• _What you need to do_
Set out each line from the following listing that includes the word "external".

** START **

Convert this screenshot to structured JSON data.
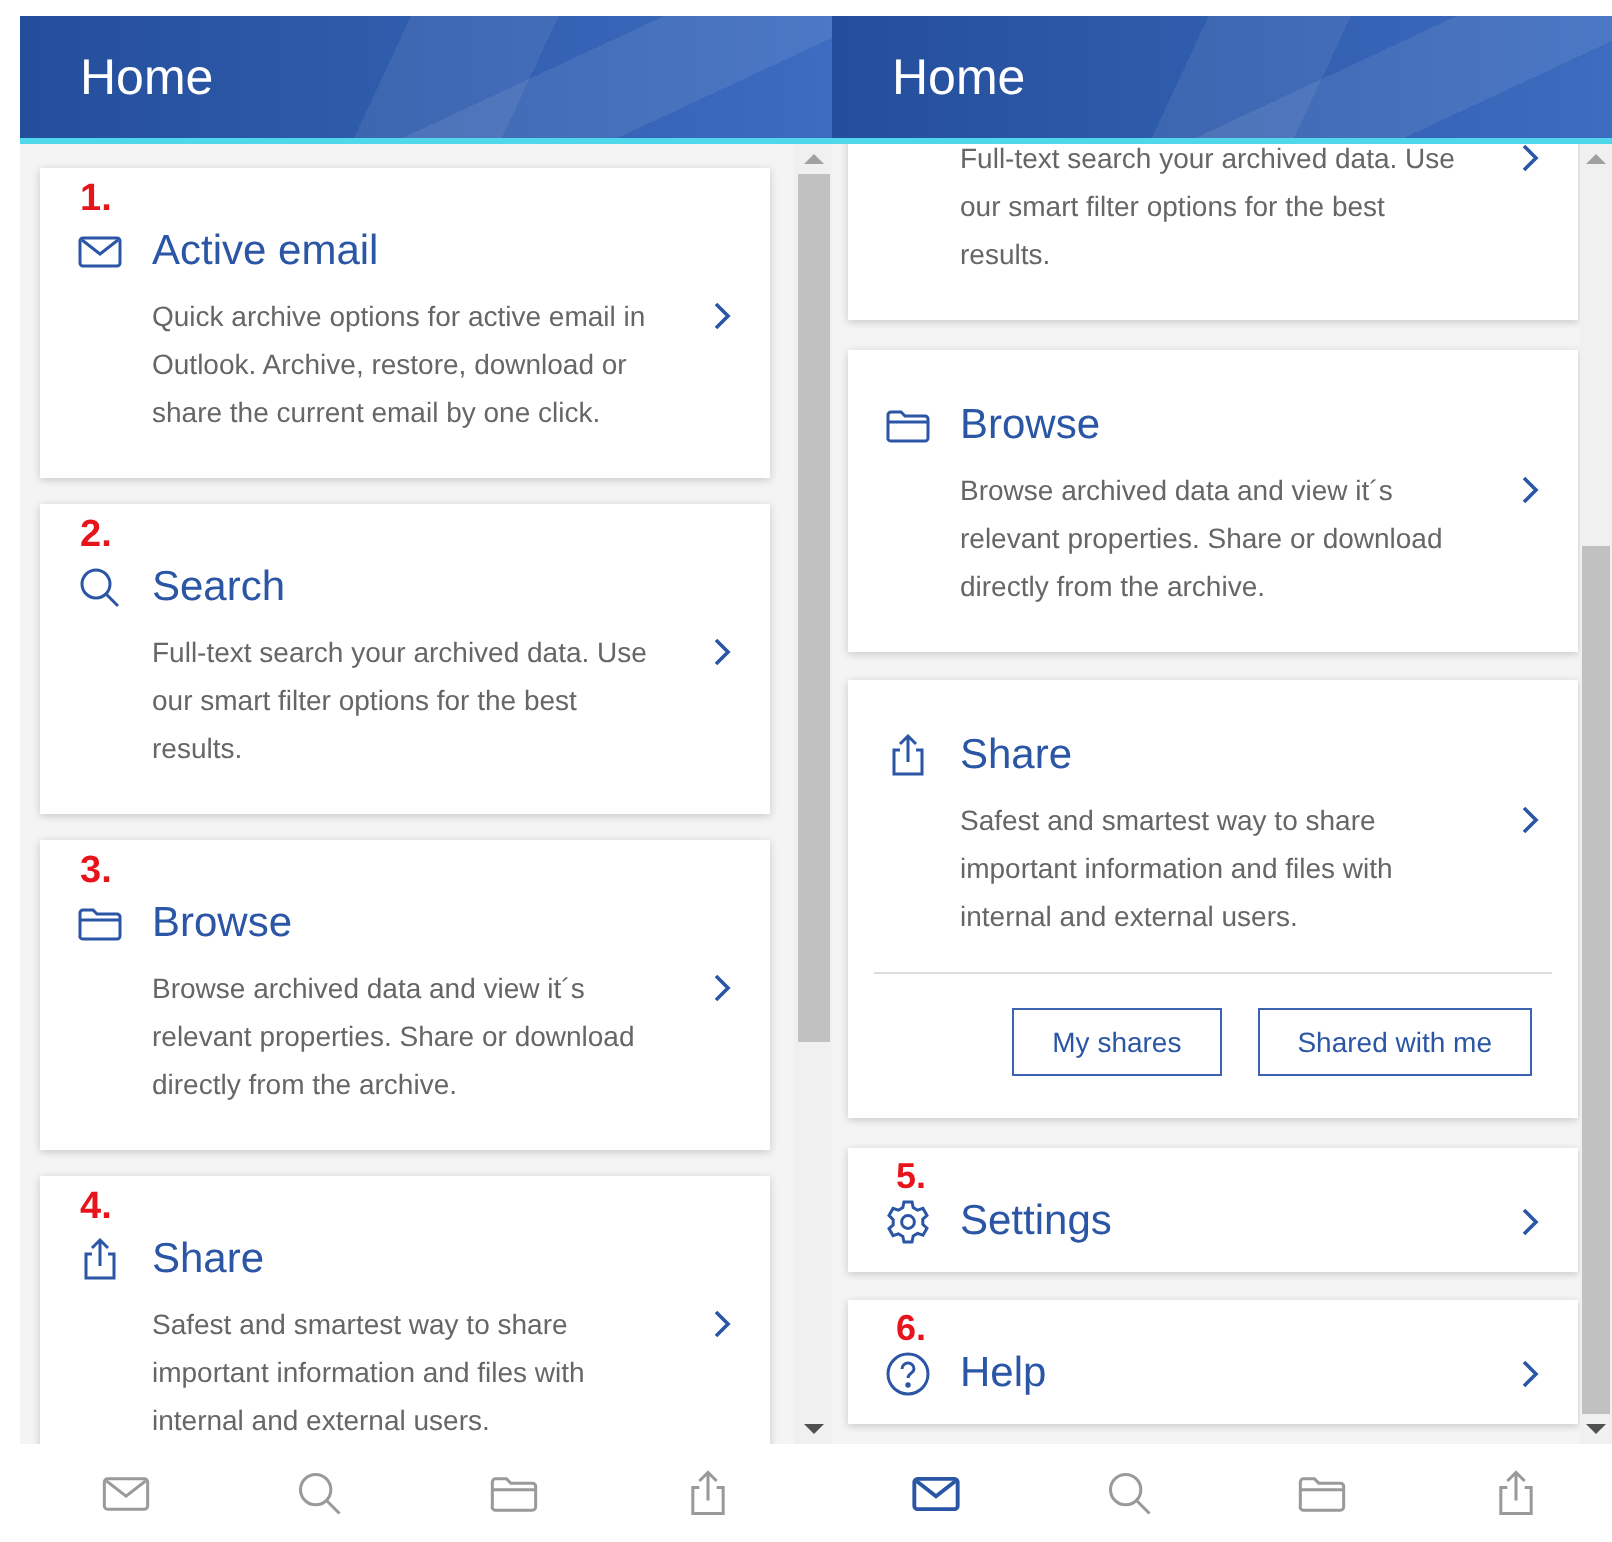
{
  "panels": [
    {
      "title": "Home",
      "cards": [
        {
          "kind": "mail",
          "annotation": "1.",
          "title": "Active email",
          "description": "Quick archive options for active email in Outlook. Archive, restore, download or share the current email by one click."
        },
        {
          "kind": "search",
          "annotation": "2.",
          "title": "Search",
          "description": "Full-text search your archived data. Use our smart filter options for the best results."
        },
        {
          "kind": "folder",
          "annotation": "3.",
          "title": "Browse",
          "description": "Browse archived data and view it´s relevant properties. Share or download directly from the archive."
        },
        {
          "kind": "share",
          "annotation": "4.",
          "title": "Share",
          "description": "Safest and smartest way to share important information and files with internal and external users."
        }
      ],
      "nav": [
        {
          "kind": "mail",
          "selected": false
        },
        {
          "kind": "search",
          "selected": false
        },
        {
          "kind": "folder",
          "selected": false
        },
        {
          "kind": "share",
          "selected": false
        }
      ]
    },
    {
      "title": "Home",
      "cards": [
        {
          "kind": "search",
          "description": "Full-text search your archived data. Use our smart filter options for the best results."
        },
        {
          "kind": "folder",
          "title": "Browse",
          "description": "Browse archived data and view it´s relevant properties. Share or download directly from the archive."
        },
        {
          "kind": "share",
          "title": "Share",
          "description": "Safest and smartest way to share important information and files with internal and external users.",
          "buttons": [
            "My shares",
            "Shared with me"
          ]
        },
        {
          "kind": "gear",
          "annotation": "5.",
          "title": "Settings"
        },
        {
          "kind": "help",
          "annotation": "6.",
          "title": "Help"
        }
      ],
      "nav": [
        {
          "kind": "mail",
          "selected": true
        },
        {
          "kind": "search",
          "selected": false
        },
        {
          "kind": "folder",
          "selected": false
        },
        {
          "kind": "share",
          "selected": false
        }
      ]
    }
  ]
}
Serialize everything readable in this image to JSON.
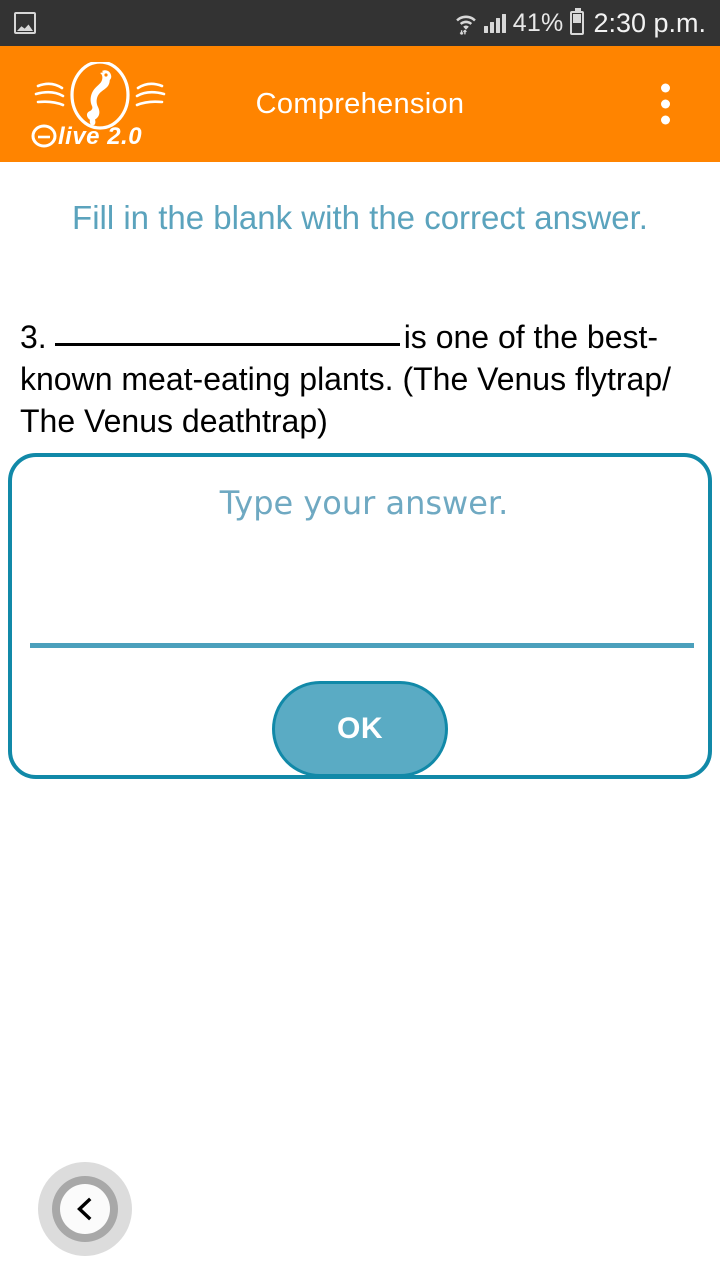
{
  "status_bar": {
    "notification_icon": "image-icon",
    "wifi_icon": "wifi-icon",
    "signal_icon": "signal-bars-icon",
    "battery_percent": "41%",
    "battery_icon": "battery-icon",
    "time": "2:30 p.m."
  },
  "app_bar": {
    "logo_alt": "elive 2.0",
    "logo_wordmark": "elive 2.0",
    "title": "Comprehension",
    "overflow_icon": "more-vertical-icon",
    "background_color": "#FF8400"
  },
  "content": {
    "instruction": "Fill in the blank with the correct answer.",
    "instruction_color": "#5BA3BD",
    "question_number": "3.",
    "question_before_blank": "3.",
    "question_after_blank": "is one of the best-known meat-eating plants. (The Venus flytrap/ The Venus deathtrap)"
  },
  "answer_card": {
    "placeholder": "Type your answer.",
    "value": "",
    "border_color": "#1189A8",
    "divider_color": "#4BA0BC",
    "ok_label": "OK",
    "ok_fill_color": "#5AABC4"
  },
  "navigation": {
    "back_icon": "chevron-left-icon"
  }
}
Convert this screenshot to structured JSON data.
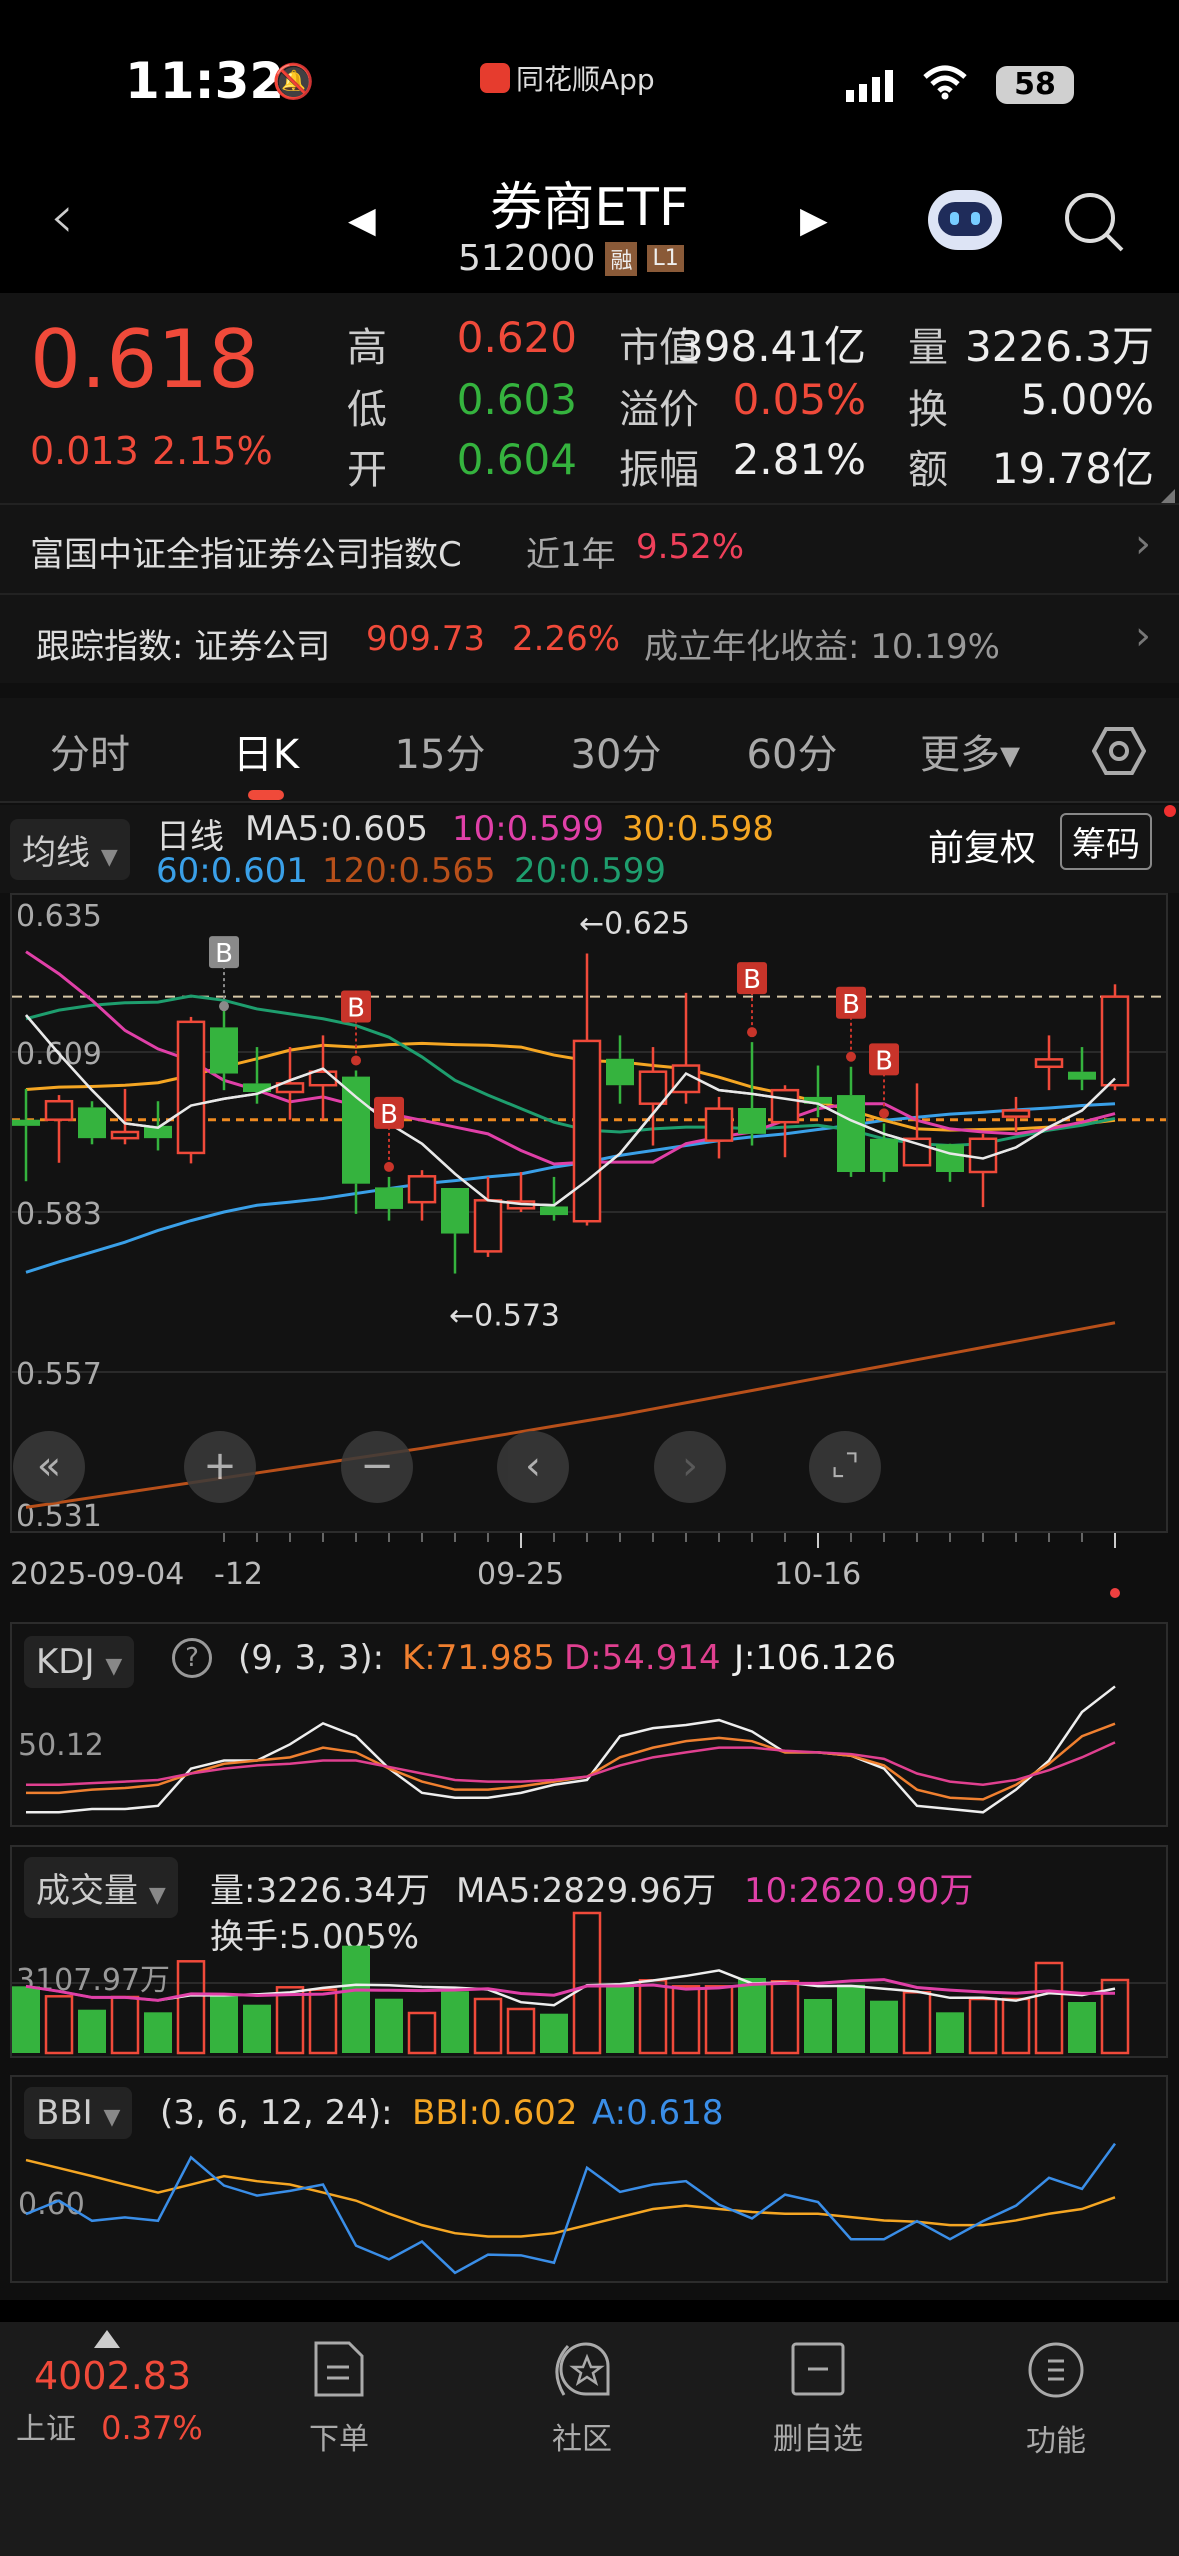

** END **

• _Reply_
          "description": "Safest and smartest way to share important information and files with internal and external users."
          "description": "Safest and smartest way to share important information and files with internal and external users.",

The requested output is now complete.